>> START

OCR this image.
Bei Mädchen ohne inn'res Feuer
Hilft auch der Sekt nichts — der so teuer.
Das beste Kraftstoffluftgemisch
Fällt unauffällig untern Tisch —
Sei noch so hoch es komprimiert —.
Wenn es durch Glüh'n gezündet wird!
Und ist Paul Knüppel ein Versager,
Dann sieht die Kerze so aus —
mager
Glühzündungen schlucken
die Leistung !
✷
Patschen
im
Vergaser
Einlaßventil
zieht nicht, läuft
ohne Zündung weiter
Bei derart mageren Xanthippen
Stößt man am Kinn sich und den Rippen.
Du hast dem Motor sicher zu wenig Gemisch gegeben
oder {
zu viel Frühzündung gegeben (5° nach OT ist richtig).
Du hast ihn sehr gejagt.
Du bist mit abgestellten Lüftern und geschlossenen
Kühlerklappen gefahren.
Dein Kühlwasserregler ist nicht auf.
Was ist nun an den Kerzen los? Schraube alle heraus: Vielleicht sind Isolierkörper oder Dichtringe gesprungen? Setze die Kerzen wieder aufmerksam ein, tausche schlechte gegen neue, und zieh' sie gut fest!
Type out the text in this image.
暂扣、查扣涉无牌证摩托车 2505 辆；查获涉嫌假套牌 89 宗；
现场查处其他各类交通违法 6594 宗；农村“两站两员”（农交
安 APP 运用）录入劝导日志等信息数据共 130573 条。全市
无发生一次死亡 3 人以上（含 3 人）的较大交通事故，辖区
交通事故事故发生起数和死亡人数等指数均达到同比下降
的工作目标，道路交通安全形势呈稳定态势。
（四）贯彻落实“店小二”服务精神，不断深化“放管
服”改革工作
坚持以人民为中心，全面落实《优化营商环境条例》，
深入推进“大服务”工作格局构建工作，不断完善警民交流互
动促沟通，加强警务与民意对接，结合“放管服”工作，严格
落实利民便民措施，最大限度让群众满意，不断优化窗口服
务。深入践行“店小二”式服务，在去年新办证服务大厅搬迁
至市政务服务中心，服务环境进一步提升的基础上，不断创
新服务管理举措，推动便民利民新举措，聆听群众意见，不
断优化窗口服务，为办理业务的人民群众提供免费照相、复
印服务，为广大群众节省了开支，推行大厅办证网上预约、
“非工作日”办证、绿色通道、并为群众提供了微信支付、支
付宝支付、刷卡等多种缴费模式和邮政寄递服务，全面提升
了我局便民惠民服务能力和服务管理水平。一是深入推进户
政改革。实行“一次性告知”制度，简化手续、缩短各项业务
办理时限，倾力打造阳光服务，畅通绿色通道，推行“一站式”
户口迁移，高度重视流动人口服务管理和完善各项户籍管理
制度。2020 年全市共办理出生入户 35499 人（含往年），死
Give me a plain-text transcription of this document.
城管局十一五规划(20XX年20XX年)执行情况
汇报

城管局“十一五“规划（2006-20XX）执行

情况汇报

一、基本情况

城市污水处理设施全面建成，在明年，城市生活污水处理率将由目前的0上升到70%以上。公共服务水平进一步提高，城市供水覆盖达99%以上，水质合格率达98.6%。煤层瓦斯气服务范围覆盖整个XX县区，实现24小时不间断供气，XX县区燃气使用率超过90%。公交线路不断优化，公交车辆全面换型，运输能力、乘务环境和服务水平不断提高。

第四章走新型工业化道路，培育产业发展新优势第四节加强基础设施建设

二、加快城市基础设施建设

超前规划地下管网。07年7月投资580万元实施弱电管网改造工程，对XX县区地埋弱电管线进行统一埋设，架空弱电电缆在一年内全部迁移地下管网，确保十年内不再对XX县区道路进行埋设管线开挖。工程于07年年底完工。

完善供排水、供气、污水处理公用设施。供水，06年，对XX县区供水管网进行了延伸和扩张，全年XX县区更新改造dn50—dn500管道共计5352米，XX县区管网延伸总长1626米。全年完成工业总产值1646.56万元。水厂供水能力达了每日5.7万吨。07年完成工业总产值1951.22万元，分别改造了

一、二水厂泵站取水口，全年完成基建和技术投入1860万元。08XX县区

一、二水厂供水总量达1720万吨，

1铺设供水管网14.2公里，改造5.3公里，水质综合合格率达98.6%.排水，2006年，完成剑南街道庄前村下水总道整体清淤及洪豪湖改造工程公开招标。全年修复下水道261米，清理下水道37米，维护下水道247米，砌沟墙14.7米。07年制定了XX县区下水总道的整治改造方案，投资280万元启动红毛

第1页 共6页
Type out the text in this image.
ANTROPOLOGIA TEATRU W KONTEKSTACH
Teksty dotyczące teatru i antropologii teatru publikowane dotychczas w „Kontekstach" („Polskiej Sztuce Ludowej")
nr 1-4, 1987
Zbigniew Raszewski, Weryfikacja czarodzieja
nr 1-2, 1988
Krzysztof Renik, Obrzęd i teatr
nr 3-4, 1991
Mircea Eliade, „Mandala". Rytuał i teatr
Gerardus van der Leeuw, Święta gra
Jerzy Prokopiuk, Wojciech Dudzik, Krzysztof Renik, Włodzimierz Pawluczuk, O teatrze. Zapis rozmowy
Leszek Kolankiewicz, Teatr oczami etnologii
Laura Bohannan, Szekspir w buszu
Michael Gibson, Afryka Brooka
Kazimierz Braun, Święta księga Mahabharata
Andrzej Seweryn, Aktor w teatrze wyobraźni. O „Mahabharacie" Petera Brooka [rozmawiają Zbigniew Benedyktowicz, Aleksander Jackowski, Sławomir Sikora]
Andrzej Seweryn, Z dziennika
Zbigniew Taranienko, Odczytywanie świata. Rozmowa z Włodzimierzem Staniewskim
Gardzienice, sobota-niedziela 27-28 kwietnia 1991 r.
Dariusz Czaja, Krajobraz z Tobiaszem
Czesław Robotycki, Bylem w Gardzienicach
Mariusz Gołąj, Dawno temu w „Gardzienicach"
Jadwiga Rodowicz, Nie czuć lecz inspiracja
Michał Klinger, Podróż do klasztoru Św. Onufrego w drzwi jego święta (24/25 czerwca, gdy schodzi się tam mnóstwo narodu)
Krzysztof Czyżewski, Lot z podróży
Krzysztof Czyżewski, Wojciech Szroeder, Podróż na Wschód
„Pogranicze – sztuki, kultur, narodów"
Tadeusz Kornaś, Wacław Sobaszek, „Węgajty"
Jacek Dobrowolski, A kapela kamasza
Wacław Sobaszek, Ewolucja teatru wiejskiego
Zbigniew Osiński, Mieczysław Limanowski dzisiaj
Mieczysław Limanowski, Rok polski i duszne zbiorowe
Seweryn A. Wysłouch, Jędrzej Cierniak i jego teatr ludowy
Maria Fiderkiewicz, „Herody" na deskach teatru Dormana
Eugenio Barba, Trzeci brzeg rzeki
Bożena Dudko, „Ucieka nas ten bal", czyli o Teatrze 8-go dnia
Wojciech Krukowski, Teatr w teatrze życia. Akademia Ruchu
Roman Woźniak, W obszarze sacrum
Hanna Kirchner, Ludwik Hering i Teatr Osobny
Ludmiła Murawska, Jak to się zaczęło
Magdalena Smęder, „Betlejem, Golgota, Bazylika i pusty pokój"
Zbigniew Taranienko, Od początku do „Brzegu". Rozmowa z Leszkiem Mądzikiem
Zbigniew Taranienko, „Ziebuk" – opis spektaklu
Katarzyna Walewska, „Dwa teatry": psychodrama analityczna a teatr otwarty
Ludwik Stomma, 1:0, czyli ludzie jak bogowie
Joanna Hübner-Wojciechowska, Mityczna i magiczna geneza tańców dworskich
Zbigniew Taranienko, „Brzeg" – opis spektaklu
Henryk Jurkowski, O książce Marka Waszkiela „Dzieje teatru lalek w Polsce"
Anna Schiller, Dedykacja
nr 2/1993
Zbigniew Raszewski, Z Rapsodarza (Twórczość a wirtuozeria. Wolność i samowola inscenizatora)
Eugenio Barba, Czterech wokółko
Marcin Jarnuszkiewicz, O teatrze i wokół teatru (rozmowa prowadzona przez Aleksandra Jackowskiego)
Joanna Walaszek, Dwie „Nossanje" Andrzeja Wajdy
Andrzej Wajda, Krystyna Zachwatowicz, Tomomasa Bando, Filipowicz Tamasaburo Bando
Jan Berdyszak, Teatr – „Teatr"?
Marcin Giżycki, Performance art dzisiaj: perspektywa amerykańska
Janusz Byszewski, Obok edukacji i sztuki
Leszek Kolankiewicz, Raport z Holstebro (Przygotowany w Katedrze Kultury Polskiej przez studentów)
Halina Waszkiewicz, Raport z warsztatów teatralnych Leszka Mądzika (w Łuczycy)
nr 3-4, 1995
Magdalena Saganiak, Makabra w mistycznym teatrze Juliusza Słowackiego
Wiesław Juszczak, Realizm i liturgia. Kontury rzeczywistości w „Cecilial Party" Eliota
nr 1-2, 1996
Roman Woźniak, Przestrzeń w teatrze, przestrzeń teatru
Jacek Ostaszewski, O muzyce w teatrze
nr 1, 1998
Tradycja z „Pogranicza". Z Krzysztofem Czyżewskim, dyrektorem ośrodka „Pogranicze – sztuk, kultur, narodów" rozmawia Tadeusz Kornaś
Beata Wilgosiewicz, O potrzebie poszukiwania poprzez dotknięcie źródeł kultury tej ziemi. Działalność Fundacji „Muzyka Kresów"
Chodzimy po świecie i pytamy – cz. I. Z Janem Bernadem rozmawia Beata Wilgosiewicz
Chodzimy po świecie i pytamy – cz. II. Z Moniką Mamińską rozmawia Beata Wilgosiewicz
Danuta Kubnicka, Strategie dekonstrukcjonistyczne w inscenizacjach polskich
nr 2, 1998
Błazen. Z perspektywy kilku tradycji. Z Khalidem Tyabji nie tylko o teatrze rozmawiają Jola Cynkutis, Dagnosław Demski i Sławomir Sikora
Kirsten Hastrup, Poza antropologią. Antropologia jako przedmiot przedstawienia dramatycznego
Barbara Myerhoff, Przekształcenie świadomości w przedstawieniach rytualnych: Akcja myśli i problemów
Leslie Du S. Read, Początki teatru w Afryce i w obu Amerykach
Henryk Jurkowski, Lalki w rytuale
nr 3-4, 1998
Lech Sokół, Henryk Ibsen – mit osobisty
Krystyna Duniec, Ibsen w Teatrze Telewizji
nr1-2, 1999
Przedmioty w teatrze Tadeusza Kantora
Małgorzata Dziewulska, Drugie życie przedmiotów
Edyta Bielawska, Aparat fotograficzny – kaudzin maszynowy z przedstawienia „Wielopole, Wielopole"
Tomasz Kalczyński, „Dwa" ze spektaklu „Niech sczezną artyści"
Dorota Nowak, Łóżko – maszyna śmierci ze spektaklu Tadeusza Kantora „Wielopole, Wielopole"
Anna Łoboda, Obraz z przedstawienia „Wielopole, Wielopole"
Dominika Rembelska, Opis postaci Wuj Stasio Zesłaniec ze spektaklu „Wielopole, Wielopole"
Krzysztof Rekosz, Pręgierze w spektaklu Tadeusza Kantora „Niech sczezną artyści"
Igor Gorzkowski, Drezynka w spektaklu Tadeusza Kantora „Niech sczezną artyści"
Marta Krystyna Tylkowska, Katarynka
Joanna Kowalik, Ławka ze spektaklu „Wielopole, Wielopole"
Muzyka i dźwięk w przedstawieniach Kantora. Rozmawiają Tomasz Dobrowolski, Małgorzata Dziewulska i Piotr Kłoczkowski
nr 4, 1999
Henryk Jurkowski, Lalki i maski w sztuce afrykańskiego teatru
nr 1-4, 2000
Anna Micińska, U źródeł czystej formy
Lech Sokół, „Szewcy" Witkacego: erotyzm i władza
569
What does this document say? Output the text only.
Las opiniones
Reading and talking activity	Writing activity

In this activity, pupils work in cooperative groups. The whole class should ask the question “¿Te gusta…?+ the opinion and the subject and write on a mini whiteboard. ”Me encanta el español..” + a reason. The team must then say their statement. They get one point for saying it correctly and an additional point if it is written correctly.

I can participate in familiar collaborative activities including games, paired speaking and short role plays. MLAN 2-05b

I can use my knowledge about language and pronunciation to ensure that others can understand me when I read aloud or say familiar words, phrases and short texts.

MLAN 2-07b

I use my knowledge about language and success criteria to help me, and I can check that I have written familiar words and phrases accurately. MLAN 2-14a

>> END

→ **Work to complete**:
Search the listing for the string "Wacław". Copy each line where it turns up.

→ **Finished task**:
Tadeusz Kornaś, Wacław Sobaszek, „Węgajty"
Wacław Sobaszek, Ewolucja teatru wiejskiego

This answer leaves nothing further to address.